Each entry below should be written out exactly as it is, with no pictures.

________________________

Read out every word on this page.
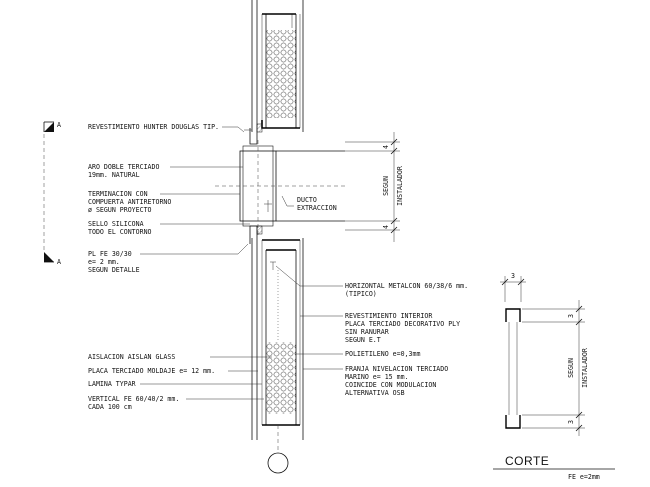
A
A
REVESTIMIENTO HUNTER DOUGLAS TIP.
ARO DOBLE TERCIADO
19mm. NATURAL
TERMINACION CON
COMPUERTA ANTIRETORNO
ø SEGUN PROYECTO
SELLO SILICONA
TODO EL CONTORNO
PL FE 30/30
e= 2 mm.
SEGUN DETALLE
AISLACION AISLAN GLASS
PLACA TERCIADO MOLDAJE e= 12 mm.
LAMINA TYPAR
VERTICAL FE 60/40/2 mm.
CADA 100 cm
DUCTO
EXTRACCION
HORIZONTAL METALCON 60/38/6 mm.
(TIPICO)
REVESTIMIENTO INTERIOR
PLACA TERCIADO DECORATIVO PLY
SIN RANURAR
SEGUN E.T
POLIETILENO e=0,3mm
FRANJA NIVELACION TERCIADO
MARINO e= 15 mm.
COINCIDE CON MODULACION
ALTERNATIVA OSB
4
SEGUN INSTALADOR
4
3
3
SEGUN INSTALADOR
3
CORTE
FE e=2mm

________________________

• **Written answer**
Read out every word on this page.
A
A
REVESTIMIENTO HUNTER DOUGLAS TIP.
ARO DOBLE TERCIADO
19mm. NATURAL
TERMINACION CON
COMPUERTA ANTIRETORNO
ø SEGUN PROYECTO
SELLO SILICONA
TODO EL CONTORNO
PL FE 30/30
e= 2 mm.
SEGUN DETALLE
AISLACION AISLAN GLASS
PLACA TERCIADO MOLDAJE e= 12 mm.
LAMINA TYPAR
VERTICAL FE 60/40/2 mm.
CADA 100 cm
DUCTO
EXTRACCION
HORIZONTAL METALCON 60/38/6 mm.
(TIPICO)
REVESTIMIENTO INTERIOR
PLACA TERCIADO DECORATIVO PLY
SIN RANURAR
SEGUN E.T
POLIETILENO e=0,3mm
FRANJA NIVELACION TERCIADO
MARINO e= 15 mm.
COINCIDE CON MODULACION
ALTERNATIVA OSB
4
SEGUN INSTALADOR
4
3
3
SEGUN INSTALADOR
3
CORTE
FE e=2mm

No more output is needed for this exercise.